Copy out all lines that carry the word "alpha".

§ Given information

· · · · · · ·

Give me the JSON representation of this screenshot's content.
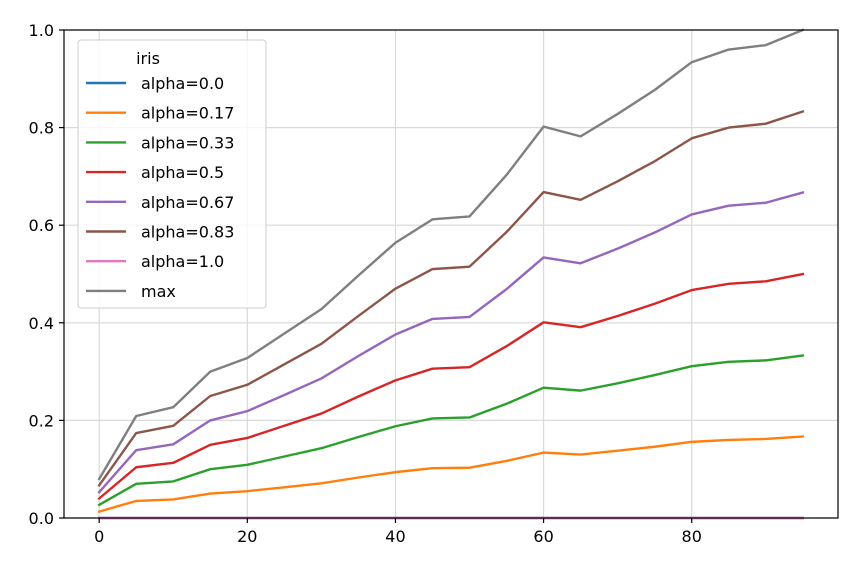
{
  "chart_data": {
    "type": "line",
    "legend_title": "iris",
    "legend_position": "upper-left",
    "grid": true,
    "xlim": [
      -4.75,
      99.75
    ],
    "ylim": [
      0,
      1.0
    ],
    "x_ticks": [
      0,
      20,
      40,
      60,
      80
    ],
    "x_tick_labels": [
      "0",
      "20",
      "40",
      "60",
      "80"
    ],
    "y_ticks": [
      0,
      0.2,
      0.4,
      0.6,
      0.8,
      1.0
    ],
    "y_tick_labels": [
      "0.0",
      "0.2",
      "0.4",
      "0.6",
      "0.8",
      "1.0"
    ],
    "x": [
      0,
      5,
      10,
      15,
      20,
      25,
      30,
      35,
      40,
      45,
      50,
      55,
      60,
      65,
      70,
      75,
      80,
      85,
      90,
      95
    ],
    "series": [
      {
        "name": "alpha=0.0",
        "color": "#1f77b4",
        "values": [
          0,
          0,
          0,
          0,
          0,
          0,
          0,
          0,
          0,
          0,
          0,
          0,
          0,
          0,
          0,
          0,
          0,
          0,
          0,
          0
        ]
      },
      {
        "name": "alpha=0.17",
        "color": "#ff7f0e",
        "values": [
          0.013,
          0.035,
          0.038,
          0.05,
          0.055,
          0.063,
          0.071,
          0.083,
          0.094,
          0.102,
          0.103,
          0.117,
          0.134,
          0.13,
          0.138,
          0.146,
          0.156,
          0.16,
          0.162,
          0.167
        ]
      },
      {
        "name": "alpha=0.33",
        "color": "#2ca02c",
        "values": [
          0.027,
          0.07,
          0.075,
          0.1,
          0.109,
          0.126,
          0.143,
          0.166,
          0.188,
          0.204,
          0.206,
          0.234,
          0.267,
          0.261,
          0.276,
          0.293,
          0.311,
          0.32,
          0.323,
          0.333
        ]
      },
      {
        "name": "alpha=0.5",
        "color": "#d62728",
        "values": [
          0.04,
          0.104,
          0.113,
          0.15,
          0.164,
          0.189,
          0.214,
          0.249,
          0.282,
          0.306,
          0.309,
          0.352,
          0.401,
          0.391,
          0.414,
          0.439,
          0.467,
          0.48,
          0.485,
          0.5
        ]
      },
      {
        "name": "alpha=0.67",
        "color": "#9467bd",
        "values": [
          0.053,
          0.139,
          0.151,
          0.2,
          0.219,
          0.252,
          0.286,
          0.332,
          0.376,
          0.408,
          0.412,
          0.469,
          0.534,
          0.522,
          0.552,
          0.585,
          0.622,
          0.64,
          0.646,
          0.667
        ]
      },
      {
        "name": "alpha=0.83",
        "color": "#8c564b",
        "values": [
          0.067,
          0.174,
          0.189,
          0.25,
          0.273,
          0.315,
          0.357,
          0.414,
          0.47,
          0.51,
          0.515,
          0.586,
          0.668,
          0.652,
          0.69,
          0.731,
          0.778,
          0.8,
          0.808,
          0.833
        ]
      },
      {
        "name": "alpha=1.0",
        "color": "#e377c2",
        "values": [
          0,
          0,
          0,
          0,
          0,
          0,
          0,
          0,
          0,
          0,
          0,
          0,
          0,
          0,
          0,
          0,
          0,
          0,
          0,
          0
        ]
      },
      {
        "name": "max",
        "color": "#7f7f7f",
        "values": [
          0.08,
          0.209,
          0.227,
          0.3,
          0.328,
          0.378,
          0.428,
          0.497,
          0.564,
          0.612,
          0.618,
          0.703,
          0.802,
          0.782,
          0.828,
          0.877,
          0.934,
          0.96,
          0.969,
          1.0
        ]
      }
    ]
  }
}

· · · · · · ·

§ Finished exercise
        "name": "alpha=0.0",
        "name": "alpha=0.17",
        "name": "alpha=0.33",
        "name": "alpha=0.5",
        "name": "alpha=0.67",
        "name": "alpha=0.83",
        "name": "alpha=1.0",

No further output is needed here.